• _Problem description_: Reproduce the material below line for line, without changing anything.

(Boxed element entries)
::::
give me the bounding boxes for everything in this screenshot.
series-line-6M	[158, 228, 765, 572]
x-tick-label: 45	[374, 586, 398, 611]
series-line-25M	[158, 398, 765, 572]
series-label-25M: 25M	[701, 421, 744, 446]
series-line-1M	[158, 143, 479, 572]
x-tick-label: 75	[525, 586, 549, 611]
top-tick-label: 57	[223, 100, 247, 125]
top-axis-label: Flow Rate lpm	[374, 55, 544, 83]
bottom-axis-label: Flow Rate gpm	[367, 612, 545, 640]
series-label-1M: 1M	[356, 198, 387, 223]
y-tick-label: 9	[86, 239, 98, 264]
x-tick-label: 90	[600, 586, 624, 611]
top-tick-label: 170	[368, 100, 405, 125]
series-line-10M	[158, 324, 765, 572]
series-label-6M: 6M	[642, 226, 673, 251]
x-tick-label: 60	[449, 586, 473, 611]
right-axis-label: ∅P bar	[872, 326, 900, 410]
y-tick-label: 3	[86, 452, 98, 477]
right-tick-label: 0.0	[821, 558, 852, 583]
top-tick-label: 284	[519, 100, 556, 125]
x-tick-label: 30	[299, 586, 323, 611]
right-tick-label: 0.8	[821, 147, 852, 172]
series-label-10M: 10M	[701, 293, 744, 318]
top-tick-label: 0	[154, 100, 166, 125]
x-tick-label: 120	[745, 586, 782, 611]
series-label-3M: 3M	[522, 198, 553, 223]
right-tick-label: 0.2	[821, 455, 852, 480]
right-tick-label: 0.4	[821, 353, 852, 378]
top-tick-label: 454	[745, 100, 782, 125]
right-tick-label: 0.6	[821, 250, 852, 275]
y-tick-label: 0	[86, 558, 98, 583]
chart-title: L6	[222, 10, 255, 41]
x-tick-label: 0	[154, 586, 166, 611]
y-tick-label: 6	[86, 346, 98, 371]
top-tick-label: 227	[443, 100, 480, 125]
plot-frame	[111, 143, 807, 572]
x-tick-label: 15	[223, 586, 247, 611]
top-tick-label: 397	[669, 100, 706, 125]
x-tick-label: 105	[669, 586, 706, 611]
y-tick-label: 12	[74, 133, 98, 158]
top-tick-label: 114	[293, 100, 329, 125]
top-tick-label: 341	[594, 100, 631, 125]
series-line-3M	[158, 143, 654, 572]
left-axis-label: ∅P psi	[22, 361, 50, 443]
::::
• _Output below_:
give me the bounding boxes for everything in this screenshot.
series-line-6M	[158, 228, 765, 572]
x-tick-label: 45	[374, 586, 398, 611]
series-line-25M	[158, 398, 765, 572]
series-label-25M: 25M	[701, 421, 744, 446]
series-line-1M	[158, 143, 479, 572]
x-tick-label: 75	[525, 586, 549, 611]
top-tick-label: 57	[223, 100, 247, 125]
top-axis-label: Flow Rate lpm	[374, 55, 544, 83]
bottom-axis-label: Flow Rate gpm	[367, 612, 545, 640]
series-label-1M: 1M	[356, 198, 387, 223]
y-tick-label: 9	[86, 239, 98, 264]
x-tick-label: 90	[600, 586, 624, 611]
top-tick-label: 170	[368, 100, 405, 125]
series-line-10M	[158, 324, 765, 572]
series-label-6M: 6M	[642, 226, 673, 251]
x-tick-label: 60	[449, 586, 473, 611]
right-axis-label: ∅P bar	[872, 326, 900, 410]
y-tick-label: 3	[86, 452, 98, 477]
right-tick-label: 0.0	[821, 558, 852, 583]
top-tick-label: 284	[519, 100, 556, 125]
x-tick-label: 30	[299, 586, 323, 611]
right-tick-label: 0.8	[821, 147, 852, 172]
series-label-10M: 10M	[701, 293, 744, 318]
top-tick-label: 0	[154, 100, 166, 125]
x-tick-label: 120	[745, 586, 782, 611]
series-label-3M: 3M	[522, 198, 553, 223]
right-tick-label: 0.2	[821, 455, 852, 480]
right-tick-label: 0.4	[821, 353, 852, 378]
top-tick-label: 454	[745, 100, 782, 125]
right-tick-label: 0.6	[821, 250, 852, 275]
y-tick-label: 0	[86, 558, 98, 583]
chart-title: L6	[222, 10, 255, 41]
x-tick-label: 0	[154, 586, 166, 611]
y-tick-label: 6	[86, 346, 98, 371]
top-tick-label: 227	[443, 100, 480, 125]
plot-frame	[111, 143, 807, 572]
x-tick-label: 15	[223, 586, 247, 611]
top-tick-label: 397	[669, 100, 706, 125]
x-tick-label: 105	[669, 586, 706, 611]
y-tick-label: 12	[74, 133, 98, 158]
top-tick-label: 114	[293, 100, 329, 125]
top-tick-label: 341	[594, 100, 631, 125]
series-line-3M	[158, 143, 654, 572]
left-axis-label: ∅P psi	[22, 361, 50, 443]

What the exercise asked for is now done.